What is required:
Give the material once more, word for word, without any images.

Data entries
-- begin --

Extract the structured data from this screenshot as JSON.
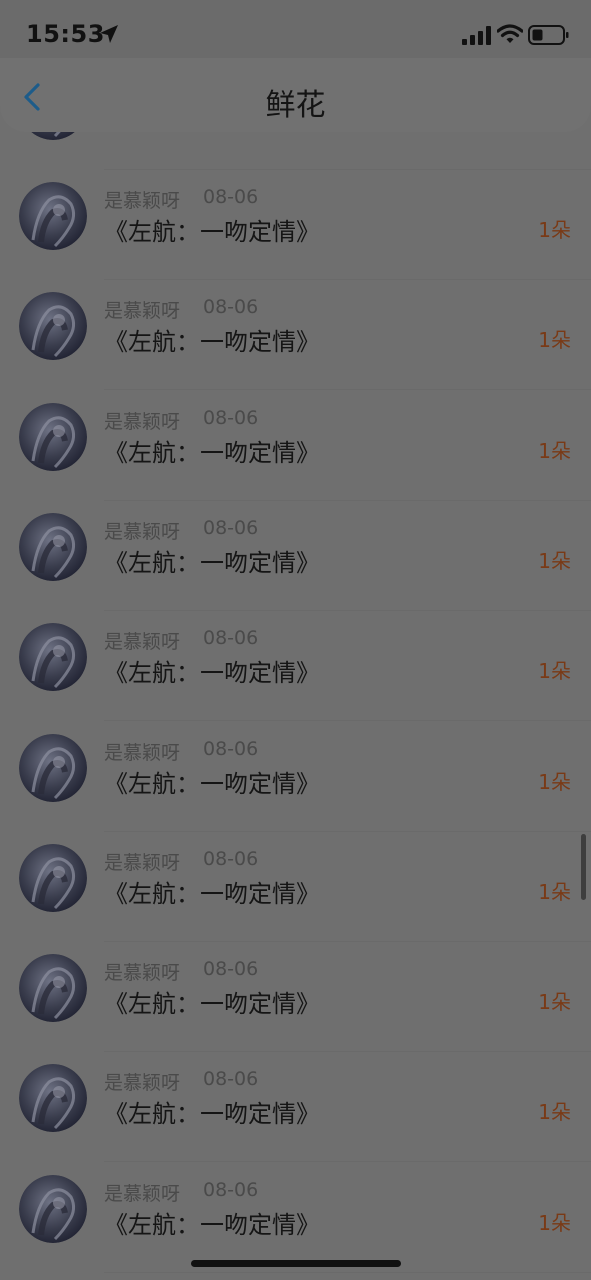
{
  "status_bar": {
    "time": "15:53"
  },
  "header": {
    "title": "鲜花",
    "back_icon": "chevron-left-icon"
  },
  "items": [
    {
      "name": "是慕颖呀",
      "date": "08-06",
      "title": "《左航：一吻定情》",
      "count": "1朵"
    },
    {
      "name": "是慕颖呀",
      "date": "08-06",
      "title": "《左航：一吻定情》",
      "count": "1朵"
    },
    {
      "name": "是慕颖呀",
      "date": "08-06",
      "title": "《左航：一吻定情》",
      "count": "1朵"
    },
    {
      "name": "是慕颖呀",
      "date": "08-06",
      "title": "《左航：一吻定情》",
      "count": "1朵"
    },
    {
      "name": "是慕颖呀",
      "date": "08-06",
      "title": "《左航：一吻定情》",
      "count": "1朵"
    },
    {
      "name": "是慕颖呀",
      "date": "08-06",
      "title": "《左航：一吻定情》",
      "count": "1朵"
    },
    {
      "name": "是慕颖呀",
      "date": "08-06",
      "title": "《左航：一吻定情》",
      "count": "1朵"
    },
    {
      "name": "是慕颖呀",
      "date": "08-06",
      "title": "《左航：一吻定情》",
      "count": "1朵"
    },
    {
      "name": "是慕颖呀",
      "date": "08-06",
      "title": "《左航：一吻定情》",
      "count": "1朵"
    },
    {
      "name": "是慕颖呀",
      "date": "08-06",
      "title": "《左航：一吻定情》",
      "count": "1朵"
    }
  ],
  "colors": {
    "accent_back": "#1d5c8a",
    "count_text": "#7a3a16",
    "overlay_background": "#6f6f6f"
  }
}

-- end --

Answer to the exercise:
Extract the structured data from this screenshot as JSON.
{
  "status_bar": {
    "time": "15:53"
  },
  "header": {
    "title": "鲜花",
    "back_icon": "chevron-left-icon"
  },
  "items": [
    {
      "name": "是慕颖呀",
      "date": "08-06",
      "title": "《左航：一吻定情》",
      "count": "1朵"
    },
    {
      "name": "是慕颖呀",
      "date": "08-06",
      "title": "《左航：一吻定情》",
      "count": "1朵"
    },
    {
      "name": "是慕颖呀",
      "date": "08-06",
      "title": "《左航：一吻定情》",
      "count": "1朵"
    },
    {
      "name": "是慕颖呀",
      "date": "08-06",
      "title": "《左航：一吻定情》",
      "count": "1朵"
    },
    {
      "name": "是慕颖呀",
      "date": "08-06",
      "title": "《左航：一吻定情》",
      "count": "1朵"
    },
    {
      "name": "是慕颖呀",
      "date": "08-06",
      "title": "《左航：一吻定情》",
      "count": "1朵"
    },
    {
      "name": "是慕颖呀",
      "date": "08-06",
      "title": "《左航：一吻定情》",
      "count": "1朵"
    },
    {
      "name": "是慕颖呀",
      "date": "08-06",
      "title": "《左航：一吻定情》",
      "count": "1朵"
    },
    {
      "name": "是慕颖呀",
      "date": "08-06",
      "title": "《左航：一吻定情》",
      "count": "1朵"
    },
    {
      "name": "是慕颖呀",
      "date": "08-06",
      "title": "《左航：一吻定情》",
      "count": "1朵"
    }
  ],
  "colors": {
    "accent_back": "#1d5c8a",
    "count_text": "#7a3a16",
    "overlay_background": "#6f6f6f"
  }
}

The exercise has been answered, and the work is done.